# Aim
In the entries below, count every line with the word "structured". Return only the count.
==== Items
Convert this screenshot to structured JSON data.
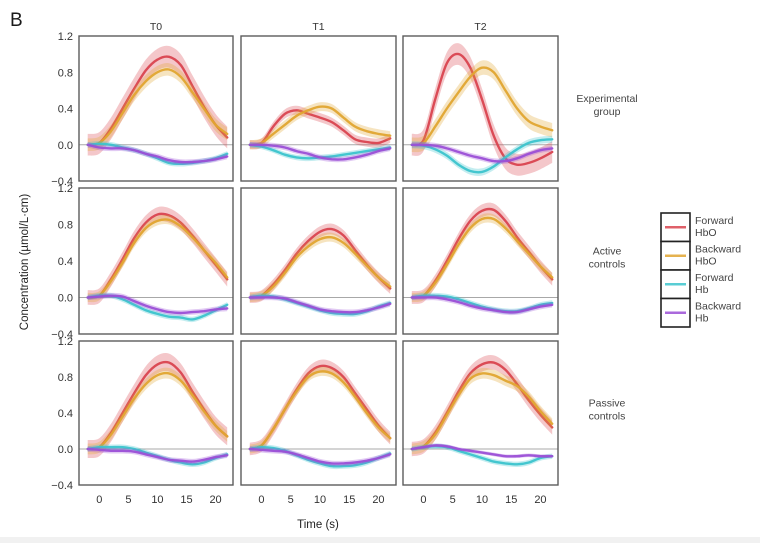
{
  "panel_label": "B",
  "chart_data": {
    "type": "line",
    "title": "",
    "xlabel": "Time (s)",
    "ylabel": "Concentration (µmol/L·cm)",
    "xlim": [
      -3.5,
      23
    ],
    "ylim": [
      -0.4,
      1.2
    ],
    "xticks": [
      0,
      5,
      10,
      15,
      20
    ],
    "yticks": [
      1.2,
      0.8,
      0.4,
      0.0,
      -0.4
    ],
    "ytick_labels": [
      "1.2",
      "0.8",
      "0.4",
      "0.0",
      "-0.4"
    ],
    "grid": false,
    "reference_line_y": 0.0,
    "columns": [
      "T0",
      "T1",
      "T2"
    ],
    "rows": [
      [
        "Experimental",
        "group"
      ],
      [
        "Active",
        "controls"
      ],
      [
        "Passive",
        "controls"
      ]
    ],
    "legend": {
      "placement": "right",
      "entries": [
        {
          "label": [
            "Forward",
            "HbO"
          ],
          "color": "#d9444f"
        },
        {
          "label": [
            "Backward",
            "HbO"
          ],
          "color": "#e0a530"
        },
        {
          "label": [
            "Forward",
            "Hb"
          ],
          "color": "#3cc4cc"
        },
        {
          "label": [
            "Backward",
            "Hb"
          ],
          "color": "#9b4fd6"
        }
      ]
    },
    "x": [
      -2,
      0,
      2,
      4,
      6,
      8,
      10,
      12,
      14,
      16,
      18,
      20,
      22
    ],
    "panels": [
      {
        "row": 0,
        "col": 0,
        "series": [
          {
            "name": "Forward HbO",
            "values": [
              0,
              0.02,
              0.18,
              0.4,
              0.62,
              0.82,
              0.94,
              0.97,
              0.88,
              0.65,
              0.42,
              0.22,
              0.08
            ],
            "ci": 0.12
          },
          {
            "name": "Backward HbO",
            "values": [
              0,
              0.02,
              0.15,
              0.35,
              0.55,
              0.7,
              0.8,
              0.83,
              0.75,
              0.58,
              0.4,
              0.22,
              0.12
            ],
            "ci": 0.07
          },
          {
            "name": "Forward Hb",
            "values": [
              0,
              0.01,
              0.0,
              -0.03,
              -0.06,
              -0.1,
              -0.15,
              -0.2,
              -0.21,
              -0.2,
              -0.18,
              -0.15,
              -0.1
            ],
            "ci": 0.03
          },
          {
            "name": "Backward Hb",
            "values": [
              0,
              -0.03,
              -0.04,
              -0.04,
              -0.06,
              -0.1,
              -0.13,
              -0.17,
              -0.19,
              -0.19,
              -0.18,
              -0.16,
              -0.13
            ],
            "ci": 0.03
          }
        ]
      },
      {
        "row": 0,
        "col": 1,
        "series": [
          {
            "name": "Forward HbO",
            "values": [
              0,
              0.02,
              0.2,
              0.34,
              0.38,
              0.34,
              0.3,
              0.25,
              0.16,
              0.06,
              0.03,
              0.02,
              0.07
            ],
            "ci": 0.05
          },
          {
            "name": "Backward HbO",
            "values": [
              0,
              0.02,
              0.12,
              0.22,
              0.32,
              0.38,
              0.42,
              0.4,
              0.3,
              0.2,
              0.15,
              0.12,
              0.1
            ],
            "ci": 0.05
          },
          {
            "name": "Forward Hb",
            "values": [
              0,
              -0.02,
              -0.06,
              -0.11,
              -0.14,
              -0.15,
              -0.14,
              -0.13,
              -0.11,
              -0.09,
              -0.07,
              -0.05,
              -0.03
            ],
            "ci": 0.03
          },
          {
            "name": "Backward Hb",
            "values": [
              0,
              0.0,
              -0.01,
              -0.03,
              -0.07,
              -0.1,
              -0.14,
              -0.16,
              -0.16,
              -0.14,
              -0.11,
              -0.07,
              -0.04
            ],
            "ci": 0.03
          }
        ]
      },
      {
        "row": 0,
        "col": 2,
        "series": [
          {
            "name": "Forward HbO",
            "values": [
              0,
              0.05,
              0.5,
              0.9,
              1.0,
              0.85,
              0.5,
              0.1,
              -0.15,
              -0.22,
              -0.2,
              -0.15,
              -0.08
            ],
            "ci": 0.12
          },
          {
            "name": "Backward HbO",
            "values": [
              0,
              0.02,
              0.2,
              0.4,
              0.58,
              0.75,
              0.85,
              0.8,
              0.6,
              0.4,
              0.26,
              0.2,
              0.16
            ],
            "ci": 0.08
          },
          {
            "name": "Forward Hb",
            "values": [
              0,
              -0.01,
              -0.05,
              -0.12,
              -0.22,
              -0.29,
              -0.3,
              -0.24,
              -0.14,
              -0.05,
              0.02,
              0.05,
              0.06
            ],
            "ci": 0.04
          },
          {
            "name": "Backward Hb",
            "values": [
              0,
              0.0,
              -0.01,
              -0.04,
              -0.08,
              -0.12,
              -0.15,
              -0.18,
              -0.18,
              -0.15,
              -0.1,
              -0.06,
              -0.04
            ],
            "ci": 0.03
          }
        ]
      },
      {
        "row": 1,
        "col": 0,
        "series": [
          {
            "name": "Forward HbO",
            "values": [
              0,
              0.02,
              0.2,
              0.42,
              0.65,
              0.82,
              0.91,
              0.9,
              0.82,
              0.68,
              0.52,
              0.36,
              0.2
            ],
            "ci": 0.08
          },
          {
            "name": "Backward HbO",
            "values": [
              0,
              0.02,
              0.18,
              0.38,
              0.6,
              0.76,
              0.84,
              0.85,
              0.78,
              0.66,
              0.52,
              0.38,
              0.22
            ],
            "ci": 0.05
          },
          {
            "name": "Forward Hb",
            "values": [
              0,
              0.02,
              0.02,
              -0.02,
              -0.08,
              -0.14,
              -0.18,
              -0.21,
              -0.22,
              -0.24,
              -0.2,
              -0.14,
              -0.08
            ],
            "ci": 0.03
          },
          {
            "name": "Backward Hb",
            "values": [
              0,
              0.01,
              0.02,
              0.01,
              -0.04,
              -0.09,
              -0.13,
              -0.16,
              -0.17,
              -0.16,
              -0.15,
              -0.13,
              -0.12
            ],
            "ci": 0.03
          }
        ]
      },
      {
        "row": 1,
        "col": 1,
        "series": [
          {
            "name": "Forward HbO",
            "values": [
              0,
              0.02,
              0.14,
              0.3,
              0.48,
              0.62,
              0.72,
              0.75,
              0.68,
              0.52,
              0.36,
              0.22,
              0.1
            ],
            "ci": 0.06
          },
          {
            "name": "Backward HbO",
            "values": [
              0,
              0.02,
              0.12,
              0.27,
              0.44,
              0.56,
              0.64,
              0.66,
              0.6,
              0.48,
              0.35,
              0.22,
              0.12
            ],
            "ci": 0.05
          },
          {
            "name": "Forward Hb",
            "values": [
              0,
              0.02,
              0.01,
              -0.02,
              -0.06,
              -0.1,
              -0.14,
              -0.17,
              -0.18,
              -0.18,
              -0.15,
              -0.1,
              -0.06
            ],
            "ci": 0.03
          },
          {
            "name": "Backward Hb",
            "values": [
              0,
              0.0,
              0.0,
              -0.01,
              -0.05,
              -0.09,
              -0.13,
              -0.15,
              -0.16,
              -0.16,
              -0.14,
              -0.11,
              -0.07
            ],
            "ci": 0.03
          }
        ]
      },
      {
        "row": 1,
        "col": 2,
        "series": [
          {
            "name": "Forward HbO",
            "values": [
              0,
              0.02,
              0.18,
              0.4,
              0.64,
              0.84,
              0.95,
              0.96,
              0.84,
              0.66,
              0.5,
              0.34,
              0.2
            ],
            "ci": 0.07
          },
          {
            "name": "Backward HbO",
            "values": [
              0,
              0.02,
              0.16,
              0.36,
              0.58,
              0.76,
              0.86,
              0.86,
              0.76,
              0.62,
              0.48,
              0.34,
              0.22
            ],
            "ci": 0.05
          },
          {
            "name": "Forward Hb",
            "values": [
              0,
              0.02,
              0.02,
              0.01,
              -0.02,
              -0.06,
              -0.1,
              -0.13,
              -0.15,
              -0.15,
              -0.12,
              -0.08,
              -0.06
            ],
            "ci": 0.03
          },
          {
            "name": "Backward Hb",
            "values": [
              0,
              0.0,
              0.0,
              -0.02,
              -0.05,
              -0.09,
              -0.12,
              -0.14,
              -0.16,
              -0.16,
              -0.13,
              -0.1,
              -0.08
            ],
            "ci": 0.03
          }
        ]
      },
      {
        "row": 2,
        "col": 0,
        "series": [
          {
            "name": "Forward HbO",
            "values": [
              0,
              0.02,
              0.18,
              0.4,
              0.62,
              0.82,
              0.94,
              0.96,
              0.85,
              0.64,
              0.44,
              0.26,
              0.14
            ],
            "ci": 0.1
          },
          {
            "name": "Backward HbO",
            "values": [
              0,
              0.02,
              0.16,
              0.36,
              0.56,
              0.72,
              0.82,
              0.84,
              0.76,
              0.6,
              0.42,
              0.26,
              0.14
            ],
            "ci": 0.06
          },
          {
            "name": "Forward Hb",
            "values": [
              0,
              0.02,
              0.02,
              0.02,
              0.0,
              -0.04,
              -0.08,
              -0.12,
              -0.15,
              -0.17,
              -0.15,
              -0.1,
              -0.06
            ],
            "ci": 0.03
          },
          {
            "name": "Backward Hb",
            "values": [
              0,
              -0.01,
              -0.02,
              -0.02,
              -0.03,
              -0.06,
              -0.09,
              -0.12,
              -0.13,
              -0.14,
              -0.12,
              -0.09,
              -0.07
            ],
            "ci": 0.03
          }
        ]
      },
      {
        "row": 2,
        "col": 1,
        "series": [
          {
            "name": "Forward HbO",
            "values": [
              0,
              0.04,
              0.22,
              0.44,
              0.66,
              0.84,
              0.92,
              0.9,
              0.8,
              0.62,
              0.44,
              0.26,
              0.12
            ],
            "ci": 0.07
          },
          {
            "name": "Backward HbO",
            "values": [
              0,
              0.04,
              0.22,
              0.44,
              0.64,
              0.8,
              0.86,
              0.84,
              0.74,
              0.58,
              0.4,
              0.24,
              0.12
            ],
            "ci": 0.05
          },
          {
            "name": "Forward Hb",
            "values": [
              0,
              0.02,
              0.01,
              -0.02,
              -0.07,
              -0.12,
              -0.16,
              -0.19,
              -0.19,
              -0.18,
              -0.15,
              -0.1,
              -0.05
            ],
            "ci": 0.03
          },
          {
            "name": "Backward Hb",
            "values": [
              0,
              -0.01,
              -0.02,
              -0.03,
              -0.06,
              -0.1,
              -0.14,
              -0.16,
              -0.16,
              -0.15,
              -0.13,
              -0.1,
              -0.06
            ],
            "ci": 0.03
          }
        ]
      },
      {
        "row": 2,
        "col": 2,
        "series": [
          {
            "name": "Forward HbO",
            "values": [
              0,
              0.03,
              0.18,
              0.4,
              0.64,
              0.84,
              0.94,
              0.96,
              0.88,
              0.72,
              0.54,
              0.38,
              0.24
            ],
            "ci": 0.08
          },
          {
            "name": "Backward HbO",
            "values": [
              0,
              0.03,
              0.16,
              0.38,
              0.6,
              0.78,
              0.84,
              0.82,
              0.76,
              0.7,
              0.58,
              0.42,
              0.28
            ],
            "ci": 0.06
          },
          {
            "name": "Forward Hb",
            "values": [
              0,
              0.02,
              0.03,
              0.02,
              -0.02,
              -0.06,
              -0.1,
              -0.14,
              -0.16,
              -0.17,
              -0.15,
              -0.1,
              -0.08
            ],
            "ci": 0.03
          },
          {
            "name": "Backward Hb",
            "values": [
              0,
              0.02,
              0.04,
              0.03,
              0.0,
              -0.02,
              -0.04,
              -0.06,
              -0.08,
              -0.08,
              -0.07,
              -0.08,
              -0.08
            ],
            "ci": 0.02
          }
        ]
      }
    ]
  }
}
========
==== Items
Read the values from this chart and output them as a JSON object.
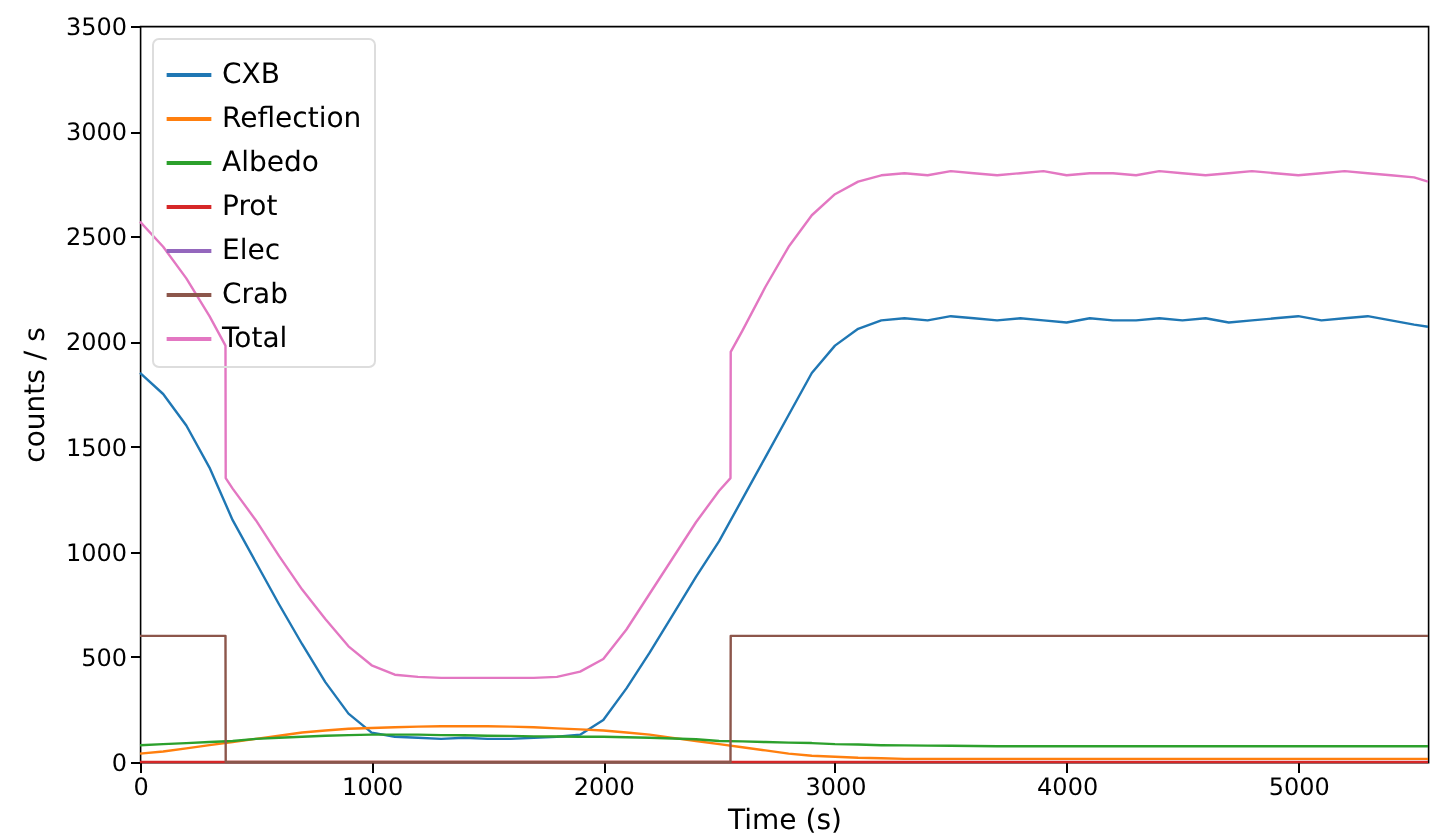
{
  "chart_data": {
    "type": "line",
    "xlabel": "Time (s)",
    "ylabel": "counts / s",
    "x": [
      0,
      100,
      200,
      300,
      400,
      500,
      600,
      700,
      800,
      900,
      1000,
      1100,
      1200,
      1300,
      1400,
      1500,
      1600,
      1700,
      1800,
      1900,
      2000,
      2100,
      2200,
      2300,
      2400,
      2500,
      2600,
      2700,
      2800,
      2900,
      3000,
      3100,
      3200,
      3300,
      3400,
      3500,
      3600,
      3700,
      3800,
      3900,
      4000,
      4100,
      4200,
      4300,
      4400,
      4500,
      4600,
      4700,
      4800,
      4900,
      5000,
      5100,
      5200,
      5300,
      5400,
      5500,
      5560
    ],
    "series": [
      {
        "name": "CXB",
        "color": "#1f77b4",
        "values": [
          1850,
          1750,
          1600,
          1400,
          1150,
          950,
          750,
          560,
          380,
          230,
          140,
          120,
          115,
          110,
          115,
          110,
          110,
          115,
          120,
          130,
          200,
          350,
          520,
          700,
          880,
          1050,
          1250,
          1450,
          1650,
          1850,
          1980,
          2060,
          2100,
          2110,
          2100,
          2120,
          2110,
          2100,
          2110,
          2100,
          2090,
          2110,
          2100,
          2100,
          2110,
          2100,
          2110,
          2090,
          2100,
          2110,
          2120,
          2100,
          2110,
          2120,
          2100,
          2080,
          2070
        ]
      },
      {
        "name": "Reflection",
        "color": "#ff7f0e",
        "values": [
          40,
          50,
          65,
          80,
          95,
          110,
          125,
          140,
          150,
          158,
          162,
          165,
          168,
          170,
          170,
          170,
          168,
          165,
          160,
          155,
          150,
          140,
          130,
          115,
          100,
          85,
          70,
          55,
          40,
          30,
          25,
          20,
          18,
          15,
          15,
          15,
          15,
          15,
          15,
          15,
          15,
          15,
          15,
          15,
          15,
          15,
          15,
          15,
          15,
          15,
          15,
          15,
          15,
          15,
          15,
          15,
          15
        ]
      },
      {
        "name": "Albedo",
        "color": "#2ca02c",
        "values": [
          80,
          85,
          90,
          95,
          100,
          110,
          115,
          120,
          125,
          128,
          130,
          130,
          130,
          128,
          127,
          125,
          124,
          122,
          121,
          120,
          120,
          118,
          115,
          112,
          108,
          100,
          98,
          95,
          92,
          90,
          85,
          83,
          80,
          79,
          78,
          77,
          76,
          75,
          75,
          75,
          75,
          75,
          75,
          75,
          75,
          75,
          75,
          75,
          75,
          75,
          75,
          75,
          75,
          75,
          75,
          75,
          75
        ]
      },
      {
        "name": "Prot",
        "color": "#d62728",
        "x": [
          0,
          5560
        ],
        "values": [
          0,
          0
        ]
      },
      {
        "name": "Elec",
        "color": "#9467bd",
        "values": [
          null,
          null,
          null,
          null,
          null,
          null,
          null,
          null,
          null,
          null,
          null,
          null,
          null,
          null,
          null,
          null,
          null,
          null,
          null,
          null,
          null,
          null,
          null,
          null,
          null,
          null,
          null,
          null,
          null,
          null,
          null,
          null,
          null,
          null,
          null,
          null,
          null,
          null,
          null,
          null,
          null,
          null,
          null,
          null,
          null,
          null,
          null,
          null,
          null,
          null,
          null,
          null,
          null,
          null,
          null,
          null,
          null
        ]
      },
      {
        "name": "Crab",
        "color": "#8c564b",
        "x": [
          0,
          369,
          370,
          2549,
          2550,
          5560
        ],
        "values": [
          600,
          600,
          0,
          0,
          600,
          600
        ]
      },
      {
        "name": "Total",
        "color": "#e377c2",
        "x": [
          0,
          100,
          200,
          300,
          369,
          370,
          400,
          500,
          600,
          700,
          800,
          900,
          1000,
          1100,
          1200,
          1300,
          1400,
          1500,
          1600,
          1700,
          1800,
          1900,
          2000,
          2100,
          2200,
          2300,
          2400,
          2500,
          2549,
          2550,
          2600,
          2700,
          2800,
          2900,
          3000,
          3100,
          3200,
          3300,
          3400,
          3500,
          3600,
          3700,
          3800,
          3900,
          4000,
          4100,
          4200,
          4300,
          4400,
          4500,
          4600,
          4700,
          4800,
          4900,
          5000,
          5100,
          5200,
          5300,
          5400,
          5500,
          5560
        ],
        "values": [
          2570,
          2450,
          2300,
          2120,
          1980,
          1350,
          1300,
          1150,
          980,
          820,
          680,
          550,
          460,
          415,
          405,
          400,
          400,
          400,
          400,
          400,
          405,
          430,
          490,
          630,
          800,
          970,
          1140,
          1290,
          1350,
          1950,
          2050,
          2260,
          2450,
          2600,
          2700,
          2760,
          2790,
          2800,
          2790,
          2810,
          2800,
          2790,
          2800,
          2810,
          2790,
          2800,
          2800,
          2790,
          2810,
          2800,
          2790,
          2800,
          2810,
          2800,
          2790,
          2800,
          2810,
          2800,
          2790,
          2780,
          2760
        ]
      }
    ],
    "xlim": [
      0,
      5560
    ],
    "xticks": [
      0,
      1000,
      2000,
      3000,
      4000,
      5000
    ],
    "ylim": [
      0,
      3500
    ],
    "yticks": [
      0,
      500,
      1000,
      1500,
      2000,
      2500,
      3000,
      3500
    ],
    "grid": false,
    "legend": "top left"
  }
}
========
==== Items
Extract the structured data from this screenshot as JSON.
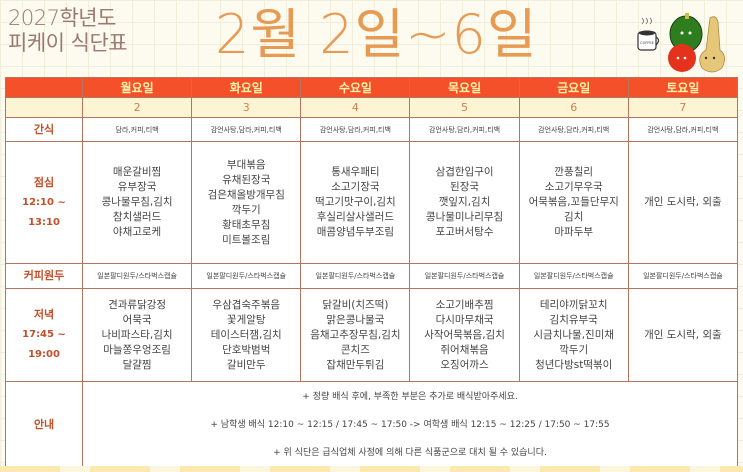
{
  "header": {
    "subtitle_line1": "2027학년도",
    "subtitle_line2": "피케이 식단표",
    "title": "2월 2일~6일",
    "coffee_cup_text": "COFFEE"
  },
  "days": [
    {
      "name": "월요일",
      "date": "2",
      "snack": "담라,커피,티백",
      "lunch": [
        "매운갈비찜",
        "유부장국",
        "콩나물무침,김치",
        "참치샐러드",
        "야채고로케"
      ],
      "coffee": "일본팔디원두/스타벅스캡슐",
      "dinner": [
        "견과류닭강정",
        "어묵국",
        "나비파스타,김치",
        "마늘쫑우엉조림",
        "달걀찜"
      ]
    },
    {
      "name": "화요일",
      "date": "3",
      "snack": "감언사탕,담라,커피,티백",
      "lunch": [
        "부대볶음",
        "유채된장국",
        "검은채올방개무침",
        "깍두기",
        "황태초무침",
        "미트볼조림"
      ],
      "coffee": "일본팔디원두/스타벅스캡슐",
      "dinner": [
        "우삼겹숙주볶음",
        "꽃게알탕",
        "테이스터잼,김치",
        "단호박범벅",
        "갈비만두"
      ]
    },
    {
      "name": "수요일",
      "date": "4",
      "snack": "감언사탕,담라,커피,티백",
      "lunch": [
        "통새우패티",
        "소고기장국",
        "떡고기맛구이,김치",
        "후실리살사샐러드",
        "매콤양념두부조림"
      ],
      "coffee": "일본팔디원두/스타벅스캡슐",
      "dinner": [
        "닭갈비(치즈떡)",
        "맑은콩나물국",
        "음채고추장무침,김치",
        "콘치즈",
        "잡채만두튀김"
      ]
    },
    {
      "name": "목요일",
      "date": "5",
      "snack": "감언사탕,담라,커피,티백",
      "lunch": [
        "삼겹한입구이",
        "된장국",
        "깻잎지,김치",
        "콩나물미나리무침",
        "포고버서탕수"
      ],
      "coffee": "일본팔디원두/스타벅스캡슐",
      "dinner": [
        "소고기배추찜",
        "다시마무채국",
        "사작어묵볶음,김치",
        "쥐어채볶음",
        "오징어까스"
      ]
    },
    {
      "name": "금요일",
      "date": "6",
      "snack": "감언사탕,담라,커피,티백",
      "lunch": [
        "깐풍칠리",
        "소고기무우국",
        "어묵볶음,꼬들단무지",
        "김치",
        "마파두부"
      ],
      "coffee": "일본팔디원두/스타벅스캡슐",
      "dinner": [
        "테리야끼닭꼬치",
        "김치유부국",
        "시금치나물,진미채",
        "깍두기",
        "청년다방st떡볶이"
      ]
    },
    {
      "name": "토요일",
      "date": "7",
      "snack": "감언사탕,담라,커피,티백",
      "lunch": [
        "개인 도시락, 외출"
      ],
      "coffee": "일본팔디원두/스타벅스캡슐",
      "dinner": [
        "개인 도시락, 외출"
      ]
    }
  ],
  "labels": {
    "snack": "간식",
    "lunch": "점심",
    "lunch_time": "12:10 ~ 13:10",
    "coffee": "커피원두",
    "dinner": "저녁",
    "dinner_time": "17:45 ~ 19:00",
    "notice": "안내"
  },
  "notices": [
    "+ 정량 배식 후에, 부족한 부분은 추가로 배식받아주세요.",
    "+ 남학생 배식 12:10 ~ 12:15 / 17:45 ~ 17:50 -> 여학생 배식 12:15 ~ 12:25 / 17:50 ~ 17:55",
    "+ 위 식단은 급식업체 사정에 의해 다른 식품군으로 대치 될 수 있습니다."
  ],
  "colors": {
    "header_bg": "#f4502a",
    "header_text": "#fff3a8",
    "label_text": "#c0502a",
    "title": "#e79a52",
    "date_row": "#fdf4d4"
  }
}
========
# Task result
2